** Challenge **
Below are records; extract exactly the lines from the one containing "Enumerate this screenshot's" through the last, both included, and keep the pictures out.

** Records for the exercise **
════════
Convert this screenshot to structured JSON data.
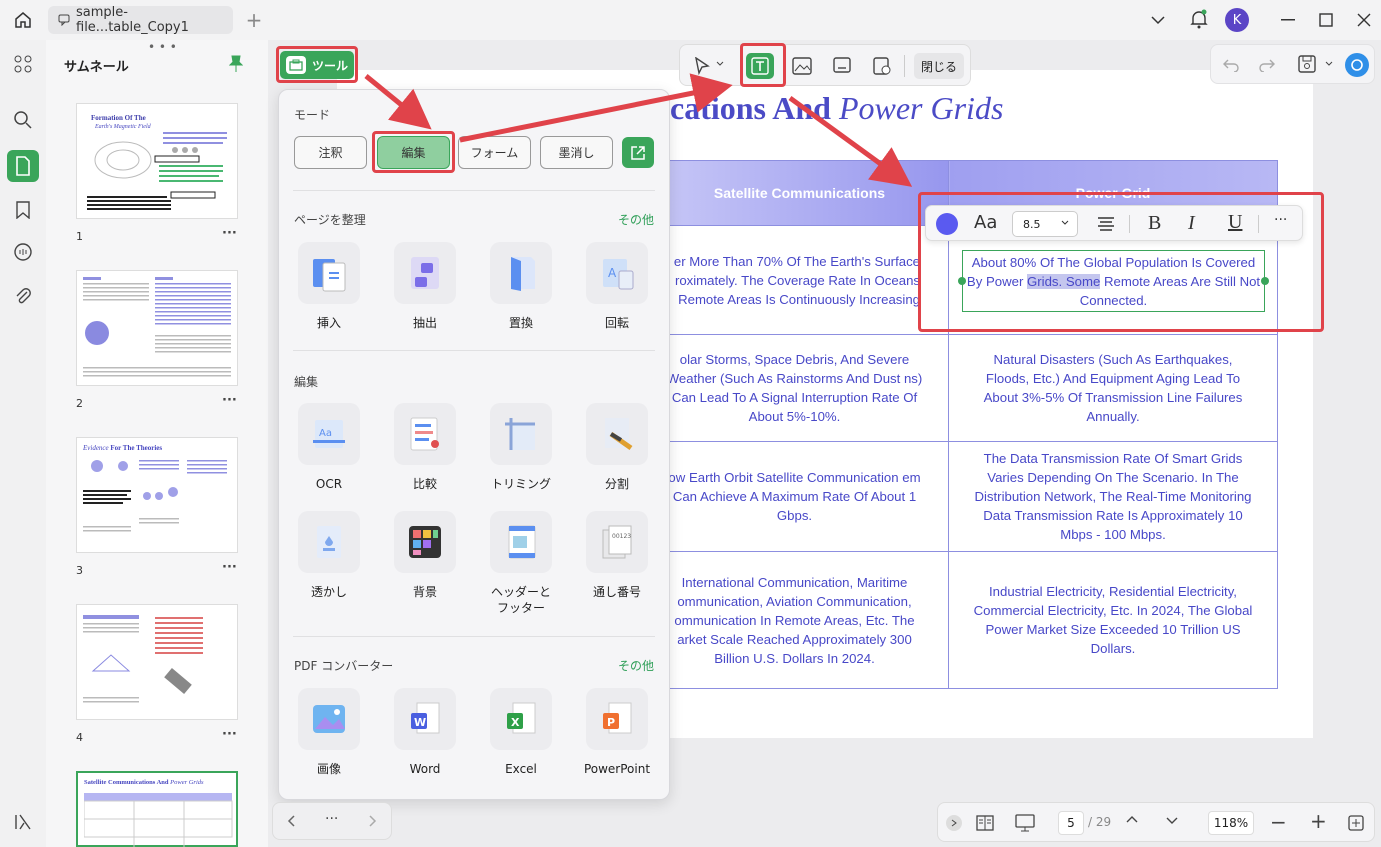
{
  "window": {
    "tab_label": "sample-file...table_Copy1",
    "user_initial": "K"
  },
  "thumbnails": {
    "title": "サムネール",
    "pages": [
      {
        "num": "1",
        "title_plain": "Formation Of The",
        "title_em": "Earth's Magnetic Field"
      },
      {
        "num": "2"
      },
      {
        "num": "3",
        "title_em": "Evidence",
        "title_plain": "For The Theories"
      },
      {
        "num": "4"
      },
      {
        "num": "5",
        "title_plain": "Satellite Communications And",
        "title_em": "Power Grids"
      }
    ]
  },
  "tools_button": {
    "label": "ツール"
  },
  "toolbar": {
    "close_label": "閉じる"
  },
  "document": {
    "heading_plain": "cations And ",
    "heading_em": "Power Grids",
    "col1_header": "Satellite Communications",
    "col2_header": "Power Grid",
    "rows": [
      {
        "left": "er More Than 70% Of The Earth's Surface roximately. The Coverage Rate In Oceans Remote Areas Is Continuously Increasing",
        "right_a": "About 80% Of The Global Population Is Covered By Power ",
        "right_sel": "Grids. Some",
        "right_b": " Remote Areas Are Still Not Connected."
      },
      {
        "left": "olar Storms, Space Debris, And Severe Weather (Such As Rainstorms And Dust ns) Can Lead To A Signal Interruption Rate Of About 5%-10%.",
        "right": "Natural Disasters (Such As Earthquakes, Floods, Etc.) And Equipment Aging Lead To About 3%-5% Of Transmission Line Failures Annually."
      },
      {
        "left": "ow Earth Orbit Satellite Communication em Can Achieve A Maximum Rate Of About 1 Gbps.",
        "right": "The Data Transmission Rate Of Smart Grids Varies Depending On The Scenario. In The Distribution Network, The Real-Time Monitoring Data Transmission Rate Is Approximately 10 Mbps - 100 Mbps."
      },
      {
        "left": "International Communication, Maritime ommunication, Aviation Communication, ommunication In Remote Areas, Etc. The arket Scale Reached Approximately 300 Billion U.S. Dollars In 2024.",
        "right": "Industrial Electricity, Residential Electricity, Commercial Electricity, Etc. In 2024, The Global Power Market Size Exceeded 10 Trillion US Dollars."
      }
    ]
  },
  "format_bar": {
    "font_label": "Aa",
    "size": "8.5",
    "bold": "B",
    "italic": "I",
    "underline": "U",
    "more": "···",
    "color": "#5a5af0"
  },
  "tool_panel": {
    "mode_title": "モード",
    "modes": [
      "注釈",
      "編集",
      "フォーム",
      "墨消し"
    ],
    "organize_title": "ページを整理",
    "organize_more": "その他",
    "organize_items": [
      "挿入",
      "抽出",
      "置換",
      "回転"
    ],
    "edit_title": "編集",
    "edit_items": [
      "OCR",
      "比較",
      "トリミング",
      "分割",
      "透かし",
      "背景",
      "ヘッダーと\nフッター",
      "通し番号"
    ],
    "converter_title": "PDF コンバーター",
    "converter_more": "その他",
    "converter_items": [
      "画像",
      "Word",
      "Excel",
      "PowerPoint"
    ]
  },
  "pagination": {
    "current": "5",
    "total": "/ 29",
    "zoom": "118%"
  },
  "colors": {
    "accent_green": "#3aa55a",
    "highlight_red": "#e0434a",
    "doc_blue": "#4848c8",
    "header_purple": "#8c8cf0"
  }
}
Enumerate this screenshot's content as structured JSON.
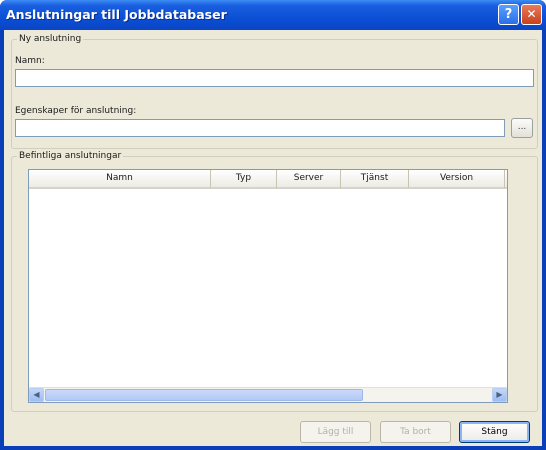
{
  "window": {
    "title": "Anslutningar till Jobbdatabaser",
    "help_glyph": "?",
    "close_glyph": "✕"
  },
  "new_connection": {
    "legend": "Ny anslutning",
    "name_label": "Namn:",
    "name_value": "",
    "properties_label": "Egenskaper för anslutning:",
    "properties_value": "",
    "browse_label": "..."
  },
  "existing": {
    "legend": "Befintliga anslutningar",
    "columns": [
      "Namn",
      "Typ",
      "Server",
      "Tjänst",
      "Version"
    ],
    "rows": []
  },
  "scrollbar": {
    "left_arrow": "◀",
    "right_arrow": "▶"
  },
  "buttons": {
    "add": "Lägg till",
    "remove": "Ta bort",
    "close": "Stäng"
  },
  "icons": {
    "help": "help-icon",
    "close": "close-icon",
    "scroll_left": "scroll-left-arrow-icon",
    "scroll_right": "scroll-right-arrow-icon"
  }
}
════════
** Answer for the task **
Enumerate this screenshot's content as structured JSON.
{
  "window": {
    "title": "Anslutningar till Jobbdatabaser",
    "help_glyph": "?",
    "close_glyph": "✕"
  },
  "new_connection": {
    "legend": "Ny anslutning",
    "name_label": "Namn:",
    "name_value": "",
    "properties_label": "Egenskaper för anslutning:",
    "properties_value": "",
    "browse_label": "..."
  },
  "existing": {
    "legend": "Befintliga anslutningar",
    "columns": [
      "Namn",
      "Typ",
      "Server",
      "Tjänst",
      "Version"
    ],
    "rows": []
  },
  "scrollbar": {
    "left_arrow": "◀",
    "right_arrow": "▶"
  },
  "buttons": {
    "add": "Lägg till",
    "remove": "Ta bort",
    "close": "Stäng"
  },
  "icons": {
    "help": "help-icon",
    "close": "close-icon",
    "scroll_left": "scroll-left-arrow-icon",
    "scroll_right": "scroll-right-arrow-icon"
  }
}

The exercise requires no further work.